Data records
****

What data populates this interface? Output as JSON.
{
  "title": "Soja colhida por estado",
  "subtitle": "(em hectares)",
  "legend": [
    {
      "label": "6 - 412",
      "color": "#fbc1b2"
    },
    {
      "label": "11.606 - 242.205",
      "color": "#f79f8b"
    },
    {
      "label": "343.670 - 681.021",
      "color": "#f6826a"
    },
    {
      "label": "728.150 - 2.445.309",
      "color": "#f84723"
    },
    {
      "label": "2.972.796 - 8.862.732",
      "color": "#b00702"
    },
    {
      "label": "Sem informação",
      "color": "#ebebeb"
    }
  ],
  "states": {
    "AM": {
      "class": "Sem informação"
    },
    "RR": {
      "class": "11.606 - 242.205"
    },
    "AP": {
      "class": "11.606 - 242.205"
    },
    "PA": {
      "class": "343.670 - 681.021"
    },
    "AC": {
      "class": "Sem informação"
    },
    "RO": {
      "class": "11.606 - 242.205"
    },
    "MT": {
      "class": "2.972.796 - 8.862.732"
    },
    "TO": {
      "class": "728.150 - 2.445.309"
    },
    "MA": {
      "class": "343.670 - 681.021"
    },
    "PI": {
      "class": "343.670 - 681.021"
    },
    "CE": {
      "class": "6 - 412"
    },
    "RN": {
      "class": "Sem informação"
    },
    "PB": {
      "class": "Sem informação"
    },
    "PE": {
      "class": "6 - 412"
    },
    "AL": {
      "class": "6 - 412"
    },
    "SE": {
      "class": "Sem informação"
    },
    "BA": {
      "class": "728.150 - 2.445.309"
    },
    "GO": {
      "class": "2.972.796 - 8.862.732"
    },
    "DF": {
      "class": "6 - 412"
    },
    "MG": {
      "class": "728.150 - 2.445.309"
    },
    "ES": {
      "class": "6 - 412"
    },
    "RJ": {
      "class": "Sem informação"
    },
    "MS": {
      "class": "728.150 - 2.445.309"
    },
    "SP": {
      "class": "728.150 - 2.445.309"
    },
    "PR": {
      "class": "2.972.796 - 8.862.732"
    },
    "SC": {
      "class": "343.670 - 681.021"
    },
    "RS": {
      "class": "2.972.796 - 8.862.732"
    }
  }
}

****

- [TO BE DONE] Look over the material above and show each line where "color" appears.

- [ANSWER TO THE EXERCISE]
      "color": "#fbc1b2"
      "color": "#f79f8b"
      "color": "#f6826a"
      "color": "#f84723"
      "color": "#b00702"
      "color": "#ebebeb"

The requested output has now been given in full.